§ SET PROBLEM: Return the number of lines in which the word "screenshot" appears; add nothing else.

§ RECORD SET:
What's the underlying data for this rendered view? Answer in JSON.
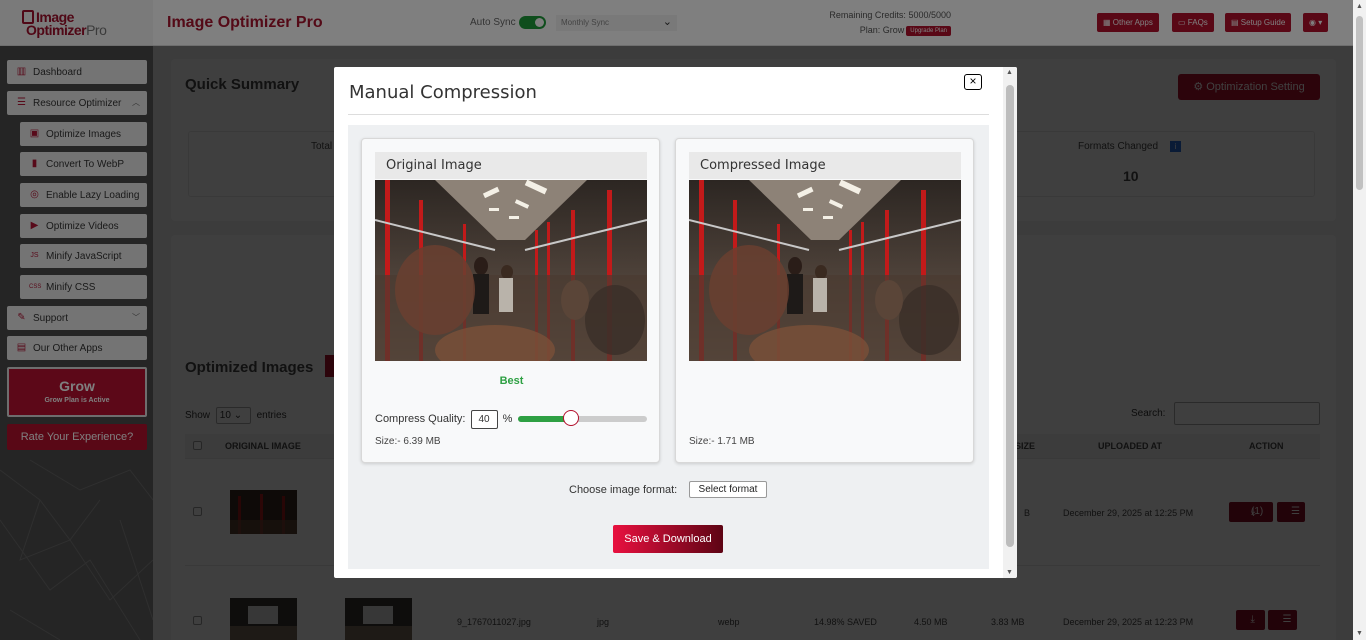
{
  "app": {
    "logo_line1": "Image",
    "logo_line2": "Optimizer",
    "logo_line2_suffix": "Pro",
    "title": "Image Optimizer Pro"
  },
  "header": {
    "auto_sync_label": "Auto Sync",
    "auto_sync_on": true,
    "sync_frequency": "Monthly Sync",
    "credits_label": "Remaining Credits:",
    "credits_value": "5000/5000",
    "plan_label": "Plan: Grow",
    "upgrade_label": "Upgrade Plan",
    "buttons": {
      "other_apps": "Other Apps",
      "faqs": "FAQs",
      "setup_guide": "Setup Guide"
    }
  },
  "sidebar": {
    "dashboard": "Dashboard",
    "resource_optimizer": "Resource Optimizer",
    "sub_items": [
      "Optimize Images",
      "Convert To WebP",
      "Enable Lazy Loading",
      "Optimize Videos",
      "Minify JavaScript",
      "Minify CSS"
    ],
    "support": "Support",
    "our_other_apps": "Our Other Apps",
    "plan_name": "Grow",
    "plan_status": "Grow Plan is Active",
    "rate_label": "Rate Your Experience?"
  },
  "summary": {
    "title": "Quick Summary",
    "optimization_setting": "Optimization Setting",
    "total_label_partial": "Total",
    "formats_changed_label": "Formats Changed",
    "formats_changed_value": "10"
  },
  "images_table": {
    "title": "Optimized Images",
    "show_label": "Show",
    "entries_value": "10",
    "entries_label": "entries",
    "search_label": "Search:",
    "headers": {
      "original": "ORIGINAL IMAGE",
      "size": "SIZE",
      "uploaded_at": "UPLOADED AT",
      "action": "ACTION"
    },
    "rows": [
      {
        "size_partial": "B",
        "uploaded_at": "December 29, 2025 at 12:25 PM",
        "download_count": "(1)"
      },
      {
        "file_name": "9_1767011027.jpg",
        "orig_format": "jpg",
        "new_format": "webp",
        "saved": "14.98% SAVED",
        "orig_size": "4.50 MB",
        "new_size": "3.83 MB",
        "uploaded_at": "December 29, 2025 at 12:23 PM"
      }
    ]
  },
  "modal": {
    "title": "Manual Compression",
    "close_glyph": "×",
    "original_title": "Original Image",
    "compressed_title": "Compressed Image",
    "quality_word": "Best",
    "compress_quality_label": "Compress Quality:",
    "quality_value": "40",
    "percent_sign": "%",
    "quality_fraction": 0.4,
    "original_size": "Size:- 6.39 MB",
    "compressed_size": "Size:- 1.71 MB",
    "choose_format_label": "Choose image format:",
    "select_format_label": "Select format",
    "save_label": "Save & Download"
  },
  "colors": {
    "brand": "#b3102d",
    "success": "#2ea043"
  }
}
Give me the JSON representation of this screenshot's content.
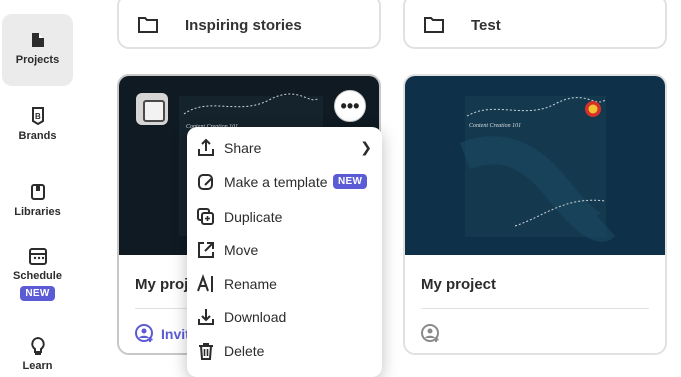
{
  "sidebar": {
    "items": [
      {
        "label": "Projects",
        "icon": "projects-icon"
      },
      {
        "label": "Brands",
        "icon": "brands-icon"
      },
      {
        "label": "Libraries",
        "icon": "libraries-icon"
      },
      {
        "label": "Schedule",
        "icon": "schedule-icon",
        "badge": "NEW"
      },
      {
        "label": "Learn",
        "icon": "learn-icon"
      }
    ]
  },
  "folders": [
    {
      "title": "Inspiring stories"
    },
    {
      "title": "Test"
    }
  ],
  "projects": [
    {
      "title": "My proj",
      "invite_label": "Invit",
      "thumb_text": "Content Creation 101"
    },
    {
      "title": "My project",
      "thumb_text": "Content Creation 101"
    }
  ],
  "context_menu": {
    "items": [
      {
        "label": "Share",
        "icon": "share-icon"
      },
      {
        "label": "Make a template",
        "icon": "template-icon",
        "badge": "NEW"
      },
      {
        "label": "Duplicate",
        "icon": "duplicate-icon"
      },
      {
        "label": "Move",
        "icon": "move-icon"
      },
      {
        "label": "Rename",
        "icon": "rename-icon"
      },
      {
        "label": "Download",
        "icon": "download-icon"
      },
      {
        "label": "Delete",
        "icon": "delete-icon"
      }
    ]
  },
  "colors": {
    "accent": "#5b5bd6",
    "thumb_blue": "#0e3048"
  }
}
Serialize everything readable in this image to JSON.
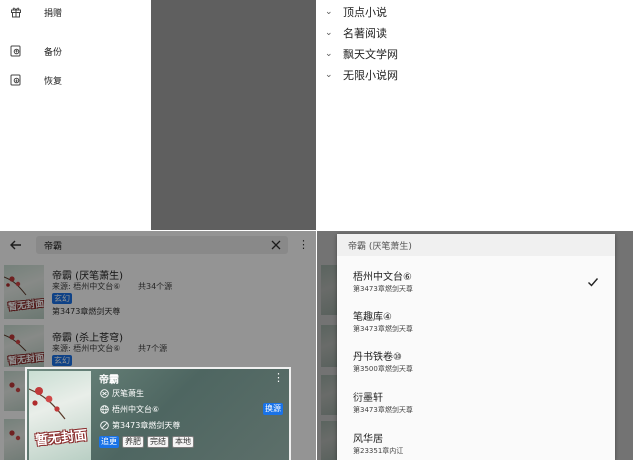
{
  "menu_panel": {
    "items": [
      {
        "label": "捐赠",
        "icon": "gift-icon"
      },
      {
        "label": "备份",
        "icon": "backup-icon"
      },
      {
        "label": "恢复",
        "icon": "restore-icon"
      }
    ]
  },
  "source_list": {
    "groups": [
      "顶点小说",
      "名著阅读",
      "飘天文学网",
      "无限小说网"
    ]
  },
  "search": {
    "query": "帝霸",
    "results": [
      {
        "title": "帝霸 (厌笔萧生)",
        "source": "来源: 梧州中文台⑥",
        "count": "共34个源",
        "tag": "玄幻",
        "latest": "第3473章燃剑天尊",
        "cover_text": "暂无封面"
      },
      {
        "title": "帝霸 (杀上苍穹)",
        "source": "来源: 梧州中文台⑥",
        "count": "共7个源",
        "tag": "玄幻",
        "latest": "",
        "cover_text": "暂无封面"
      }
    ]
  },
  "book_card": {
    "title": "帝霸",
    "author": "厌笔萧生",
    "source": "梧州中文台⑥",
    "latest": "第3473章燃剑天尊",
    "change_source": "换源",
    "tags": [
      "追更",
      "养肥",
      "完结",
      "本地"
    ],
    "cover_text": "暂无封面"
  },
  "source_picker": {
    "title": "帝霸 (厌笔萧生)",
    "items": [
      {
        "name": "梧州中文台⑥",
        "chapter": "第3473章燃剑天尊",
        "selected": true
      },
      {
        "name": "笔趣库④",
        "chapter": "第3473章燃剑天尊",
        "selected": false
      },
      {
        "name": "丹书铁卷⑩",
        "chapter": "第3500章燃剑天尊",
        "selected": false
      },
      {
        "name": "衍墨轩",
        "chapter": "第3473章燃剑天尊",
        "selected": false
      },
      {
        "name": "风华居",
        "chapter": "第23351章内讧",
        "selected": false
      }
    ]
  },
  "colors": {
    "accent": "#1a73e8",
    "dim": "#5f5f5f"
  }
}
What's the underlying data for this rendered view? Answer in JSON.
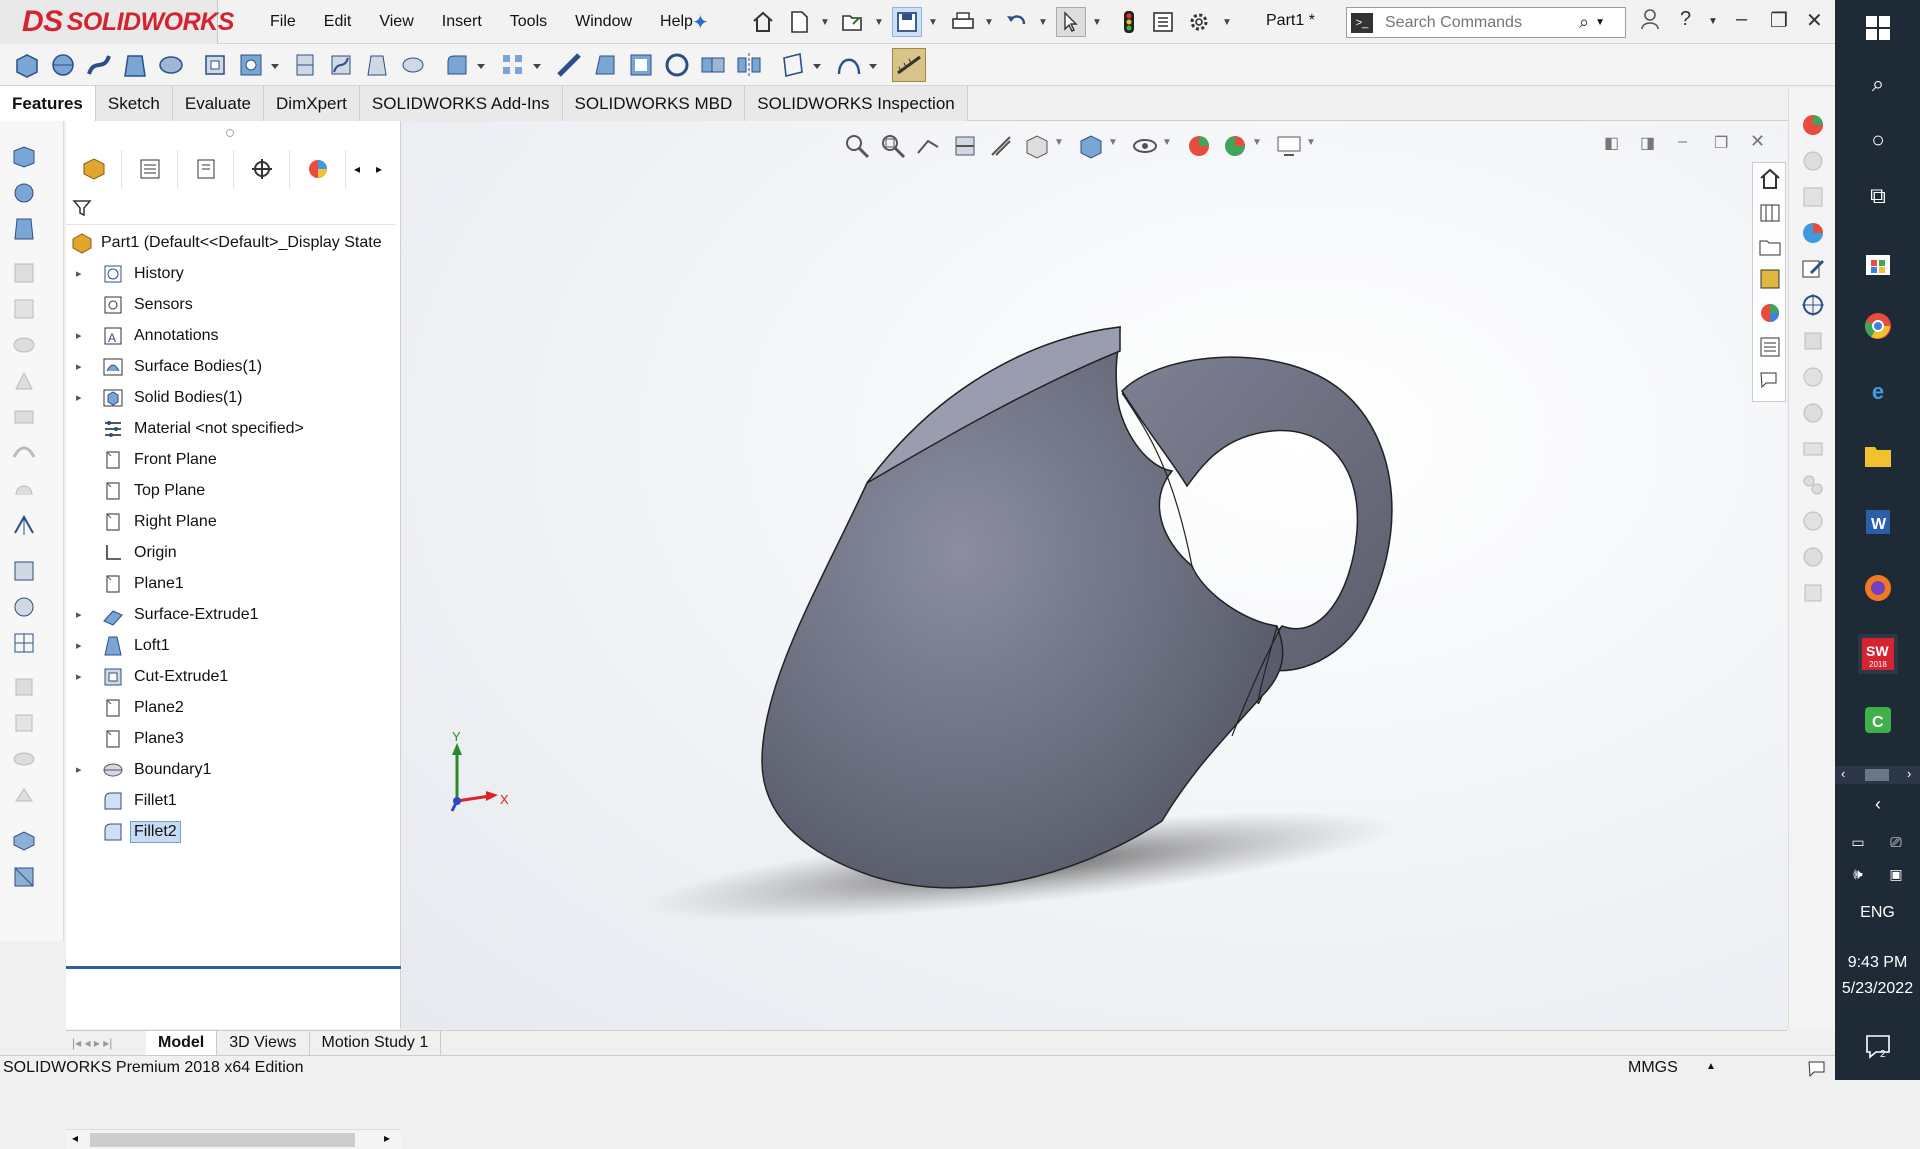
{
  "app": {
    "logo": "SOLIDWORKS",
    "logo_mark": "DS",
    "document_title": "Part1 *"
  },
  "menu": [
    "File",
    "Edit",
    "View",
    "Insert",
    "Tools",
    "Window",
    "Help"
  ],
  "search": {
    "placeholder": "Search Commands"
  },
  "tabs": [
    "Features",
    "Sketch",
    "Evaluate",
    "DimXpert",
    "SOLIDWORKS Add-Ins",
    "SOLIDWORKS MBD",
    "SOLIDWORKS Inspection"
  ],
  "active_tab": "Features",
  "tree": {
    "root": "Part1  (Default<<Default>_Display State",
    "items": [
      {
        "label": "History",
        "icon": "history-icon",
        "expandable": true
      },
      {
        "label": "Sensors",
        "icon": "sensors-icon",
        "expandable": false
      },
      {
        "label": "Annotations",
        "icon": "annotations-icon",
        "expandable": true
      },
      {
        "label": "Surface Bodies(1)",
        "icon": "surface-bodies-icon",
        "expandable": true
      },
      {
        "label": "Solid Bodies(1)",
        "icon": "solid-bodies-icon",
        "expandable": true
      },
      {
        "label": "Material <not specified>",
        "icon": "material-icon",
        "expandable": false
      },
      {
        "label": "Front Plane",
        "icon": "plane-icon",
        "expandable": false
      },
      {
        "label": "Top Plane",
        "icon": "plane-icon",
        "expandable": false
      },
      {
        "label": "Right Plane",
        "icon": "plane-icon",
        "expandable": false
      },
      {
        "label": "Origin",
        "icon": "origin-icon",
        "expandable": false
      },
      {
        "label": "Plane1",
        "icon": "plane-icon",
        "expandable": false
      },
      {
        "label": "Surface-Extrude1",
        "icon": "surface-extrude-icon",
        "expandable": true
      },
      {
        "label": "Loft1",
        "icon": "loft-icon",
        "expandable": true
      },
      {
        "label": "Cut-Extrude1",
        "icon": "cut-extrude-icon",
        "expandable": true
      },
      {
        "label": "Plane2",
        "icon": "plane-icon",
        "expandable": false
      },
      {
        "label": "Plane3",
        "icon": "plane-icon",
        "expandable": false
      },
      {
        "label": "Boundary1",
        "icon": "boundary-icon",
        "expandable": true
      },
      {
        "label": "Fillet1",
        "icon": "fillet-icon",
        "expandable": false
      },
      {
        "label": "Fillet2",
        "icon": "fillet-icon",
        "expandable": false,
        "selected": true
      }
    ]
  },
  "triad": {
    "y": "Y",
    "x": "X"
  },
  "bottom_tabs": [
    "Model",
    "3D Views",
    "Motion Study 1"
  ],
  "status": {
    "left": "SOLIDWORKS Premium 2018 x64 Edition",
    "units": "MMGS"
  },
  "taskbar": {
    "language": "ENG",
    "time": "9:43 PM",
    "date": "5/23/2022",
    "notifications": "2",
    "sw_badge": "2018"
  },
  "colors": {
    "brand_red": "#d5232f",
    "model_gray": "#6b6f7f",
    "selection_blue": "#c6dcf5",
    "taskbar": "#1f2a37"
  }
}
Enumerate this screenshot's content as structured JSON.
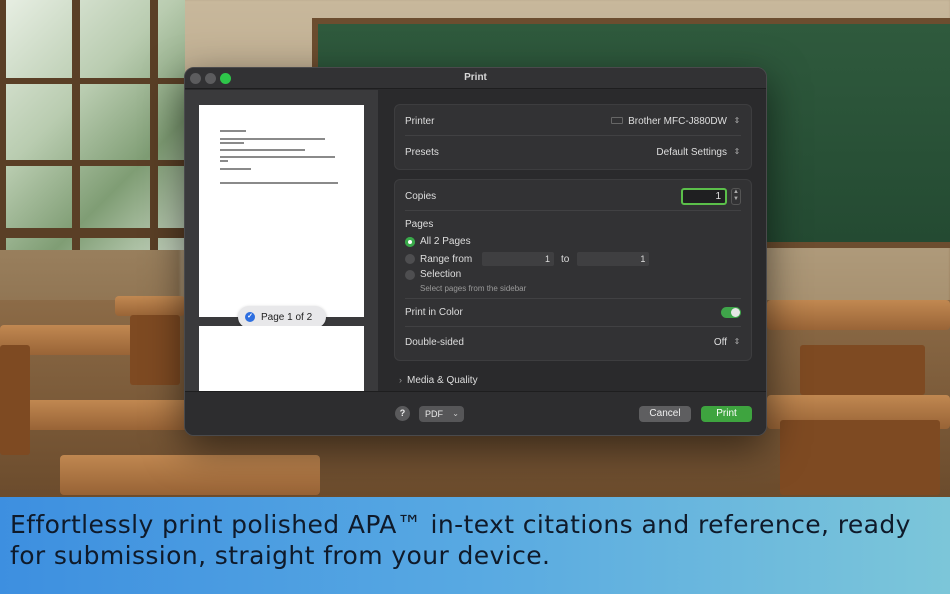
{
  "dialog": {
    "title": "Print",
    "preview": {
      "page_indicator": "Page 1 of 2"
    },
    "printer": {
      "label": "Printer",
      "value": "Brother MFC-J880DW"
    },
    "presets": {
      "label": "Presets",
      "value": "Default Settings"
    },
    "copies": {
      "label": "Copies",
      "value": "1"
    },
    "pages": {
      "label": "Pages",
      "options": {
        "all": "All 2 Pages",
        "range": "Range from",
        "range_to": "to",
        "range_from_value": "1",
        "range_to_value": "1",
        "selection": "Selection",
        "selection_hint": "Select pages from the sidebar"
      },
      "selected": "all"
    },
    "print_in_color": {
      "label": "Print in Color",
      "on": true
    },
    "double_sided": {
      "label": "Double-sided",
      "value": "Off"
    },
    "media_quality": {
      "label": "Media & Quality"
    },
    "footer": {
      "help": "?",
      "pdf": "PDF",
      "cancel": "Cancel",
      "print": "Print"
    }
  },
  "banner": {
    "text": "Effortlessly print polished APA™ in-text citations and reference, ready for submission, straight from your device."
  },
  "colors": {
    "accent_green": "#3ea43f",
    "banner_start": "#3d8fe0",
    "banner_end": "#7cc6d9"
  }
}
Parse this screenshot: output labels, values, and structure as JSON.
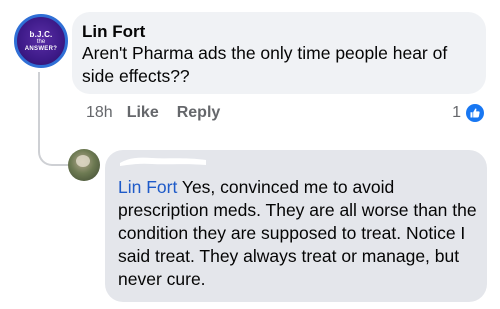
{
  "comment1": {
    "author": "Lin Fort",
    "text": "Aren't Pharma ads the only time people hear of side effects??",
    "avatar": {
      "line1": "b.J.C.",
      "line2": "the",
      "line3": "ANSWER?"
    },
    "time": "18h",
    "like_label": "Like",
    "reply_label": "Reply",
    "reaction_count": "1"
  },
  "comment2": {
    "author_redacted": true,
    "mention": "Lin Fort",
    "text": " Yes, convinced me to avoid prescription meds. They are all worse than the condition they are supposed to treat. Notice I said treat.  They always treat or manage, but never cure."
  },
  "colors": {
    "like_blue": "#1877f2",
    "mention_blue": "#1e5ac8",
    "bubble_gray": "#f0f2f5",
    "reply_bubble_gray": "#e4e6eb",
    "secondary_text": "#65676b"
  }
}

§ RESPONSE TO THE TASK: 3